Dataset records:
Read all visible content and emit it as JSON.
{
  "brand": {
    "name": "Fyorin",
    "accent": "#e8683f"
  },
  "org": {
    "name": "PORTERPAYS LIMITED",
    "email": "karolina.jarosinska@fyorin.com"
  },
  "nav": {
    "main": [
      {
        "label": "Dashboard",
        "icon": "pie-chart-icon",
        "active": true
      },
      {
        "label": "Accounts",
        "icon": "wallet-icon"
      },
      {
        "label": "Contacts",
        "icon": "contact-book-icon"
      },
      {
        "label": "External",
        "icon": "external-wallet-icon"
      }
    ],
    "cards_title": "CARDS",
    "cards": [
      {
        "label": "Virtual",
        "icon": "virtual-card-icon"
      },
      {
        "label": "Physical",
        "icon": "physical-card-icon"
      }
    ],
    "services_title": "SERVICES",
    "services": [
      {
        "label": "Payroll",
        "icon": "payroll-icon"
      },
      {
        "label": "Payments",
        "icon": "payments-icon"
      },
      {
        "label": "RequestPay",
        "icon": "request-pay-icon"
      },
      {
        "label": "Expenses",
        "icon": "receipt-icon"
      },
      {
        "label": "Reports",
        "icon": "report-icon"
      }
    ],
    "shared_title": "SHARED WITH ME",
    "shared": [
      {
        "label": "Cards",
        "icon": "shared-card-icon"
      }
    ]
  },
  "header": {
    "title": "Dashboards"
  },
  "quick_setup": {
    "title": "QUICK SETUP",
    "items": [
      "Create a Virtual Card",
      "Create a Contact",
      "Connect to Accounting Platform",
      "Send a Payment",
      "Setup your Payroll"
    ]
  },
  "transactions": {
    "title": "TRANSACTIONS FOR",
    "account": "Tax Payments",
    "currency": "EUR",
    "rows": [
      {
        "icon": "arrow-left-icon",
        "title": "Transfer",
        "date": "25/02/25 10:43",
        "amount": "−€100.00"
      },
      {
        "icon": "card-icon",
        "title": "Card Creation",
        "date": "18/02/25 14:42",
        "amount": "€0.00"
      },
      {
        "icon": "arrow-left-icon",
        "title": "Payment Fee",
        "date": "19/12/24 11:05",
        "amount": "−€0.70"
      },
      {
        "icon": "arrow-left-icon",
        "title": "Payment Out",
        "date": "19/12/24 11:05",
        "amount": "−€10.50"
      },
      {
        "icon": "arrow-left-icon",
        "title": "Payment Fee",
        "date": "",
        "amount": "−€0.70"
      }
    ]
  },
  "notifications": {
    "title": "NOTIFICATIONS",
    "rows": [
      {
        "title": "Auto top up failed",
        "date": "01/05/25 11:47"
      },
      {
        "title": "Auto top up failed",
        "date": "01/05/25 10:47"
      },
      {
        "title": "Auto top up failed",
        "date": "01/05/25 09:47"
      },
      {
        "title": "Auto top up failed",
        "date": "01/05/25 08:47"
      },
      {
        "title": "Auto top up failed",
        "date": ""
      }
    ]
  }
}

# Stated exercise:
Using the listing above, return all lines where the word "date" occurs.

# Solution to this task:
        "date": "25/02/25 10:43",
        "date": "18/02/25 14:42",
        "date": "19/12/24 11:05",
        "date": "19/12/24 11:05",
        "date": "",
        "date": "01/05/25 11:47"
        "date": "01/05/25 10:47"
        "date": "01/05/25 09:47"
        "date": "01/05/25 08:47"
        "date": ""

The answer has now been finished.